- PROVIDED RECORDS:

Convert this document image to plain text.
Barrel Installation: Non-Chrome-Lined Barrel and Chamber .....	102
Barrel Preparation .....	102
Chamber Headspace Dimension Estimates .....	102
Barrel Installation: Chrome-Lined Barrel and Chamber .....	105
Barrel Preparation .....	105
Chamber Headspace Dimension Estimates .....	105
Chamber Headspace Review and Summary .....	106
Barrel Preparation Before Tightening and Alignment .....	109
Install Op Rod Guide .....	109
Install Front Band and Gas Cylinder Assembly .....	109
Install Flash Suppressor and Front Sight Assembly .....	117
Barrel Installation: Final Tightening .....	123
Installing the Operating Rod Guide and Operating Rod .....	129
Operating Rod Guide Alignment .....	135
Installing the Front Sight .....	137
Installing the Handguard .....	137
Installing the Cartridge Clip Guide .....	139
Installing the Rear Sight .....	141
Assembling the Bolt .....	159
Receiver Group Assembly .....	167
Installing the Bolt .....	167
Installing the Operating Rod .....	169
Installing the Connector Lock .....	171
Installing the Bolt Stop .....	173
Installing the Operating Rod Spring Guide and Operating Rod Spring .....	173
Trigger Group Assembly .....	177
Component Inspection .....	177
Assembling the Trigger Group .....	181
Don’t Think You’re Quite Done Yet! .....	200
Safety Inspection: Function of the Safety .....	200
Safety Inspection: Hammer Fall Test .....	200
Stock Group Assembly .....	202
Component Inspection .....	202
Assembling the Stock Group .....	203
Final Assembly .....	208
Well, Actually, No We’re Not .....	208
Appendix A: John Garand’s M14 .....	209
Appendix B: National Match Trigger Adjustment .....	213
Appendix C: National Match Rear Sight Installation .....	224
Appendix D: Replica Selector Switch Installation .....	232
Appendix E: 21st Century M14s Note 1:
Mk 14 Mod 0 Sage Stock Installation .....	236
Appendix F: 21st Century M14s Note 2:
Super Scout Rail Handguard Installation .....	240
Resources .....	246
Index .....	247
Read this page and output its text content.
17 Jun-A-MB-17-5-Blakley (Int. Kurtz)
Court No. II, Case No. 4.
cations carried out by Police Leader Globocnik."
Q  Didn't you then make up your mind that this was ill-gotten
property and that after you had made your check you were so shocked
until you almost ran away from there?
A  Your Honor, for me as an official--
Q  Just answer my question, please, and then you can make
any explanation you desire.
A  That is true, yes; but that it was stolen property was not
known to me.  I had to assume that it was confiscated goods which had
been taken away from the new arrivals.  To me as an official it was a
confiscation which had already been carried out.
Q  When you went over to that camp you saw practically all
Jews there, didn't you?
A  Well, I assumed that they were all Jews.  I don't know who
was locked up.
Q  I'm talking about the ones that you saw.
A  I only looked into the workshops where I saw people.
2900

- DIRECTIVE: Retype the whole listing above exactly.

- THE RESULT:
Convert this document image to plain text.
Barrel Installation: Non-Chrome-Lined Barrel and Chamber .....	102
Barrel Preparation .....	102
Chamber Headspace Dimension Estimates .....	102
Barrel Installation: Chrome-Lined Barrel and Chamber .....	105
Barrel Preparation .....	105
Chamber Headspace Dimension Estimates .....	105
Chamber Headspace Review and Summary .....	106
Barrel Preparation Before Tightening and Alignment .....	109
Install Op Rod Guide .....	109
Install Front Band and Gas Cylinder Assembly .....	109
Install Flash Suppressor and Front Sight Assembly .....	117
Barrel Installation: Final Tightening .....	123
Installing the Operating Rod Guide and Operating Rod .....	129
Operating Rod Guide Alignment .....	135
Installing the Front Sight .....	137
Installing the Handguard .....	137
Installing the Cartridge Clip Guide .....	139
Installing the Rear Sight .....	141
Assembling the Bolt .....	159
Receiver Group Assembly .....	167
Installing the Bolt .....	167
Installing the Operating Rod .....	169
Installing the Connector Lock .....	171
Installing the Bolt Stop .....	173
Installing the Operating Rod Spring Guide and Operating Rod Spring .....	173
Trigger Group Assembly .....	177
Component Inspection .....	177
Assembling the Trigger Group .....	181
Don’t Think You’re Quite Done Yet! .....	200
Safety Inspection: Function of the Safety .....	200
Safety Inspection: Hammer Fall Test .....	200
Stock Group Assembly .....	202
Component Inspection .....	202
Assembling the Stock Group .....	203
Final Assembly .....	208
Well, Actually, No We’re Not .....	208
Appendix A: John Garand’s M14 .....	209
Appendix B: National Match Trigger Adjustment .....	213
Appendix C: National Match Rear Sight Installation .....	224
Appendix D: Replica Selector Switch Installation .....	232
Appendix E: 21st Century M14s Note 1:
Mk 14 Mod 0 Sage Stock Installation .....	236
Appendix F: 21st Century M14s Note 2:
Super Scout Rail Handguard Installation .....	240
Resources .....	246
Index .....	247
Read this page and output its text content.
17 Jun-A-MB-17-5-Blakley (Int. Kurtz)
Court No. II, Case No. 4.
cations carried out by Police Leader Globocnik."
Q  Didn't you then make up your mind that this was ill-gotten
property and that after you had made your check you were so shocked
until you almost ran away from there?
A  Your Honor, for me as an official--
Q  Just answer my question, please, and then you can make
any explanation you desire.
A  That is true, yes; but that it was stolen property was not
known to me.  I had to assume that it was confiscated goods which had
been taken away from the new arrivals.  To me as an official it was a
confiscation which had already been carried out.
Q  When you went over to that camp you saw practically all
Jews there, didn't you?
A  Well, I assumed that they were all Jews.  I don't know who
was locked up.
Q  I'm talking about the ones that you saw.
A  I only looked into the workshops where I saw people.
2900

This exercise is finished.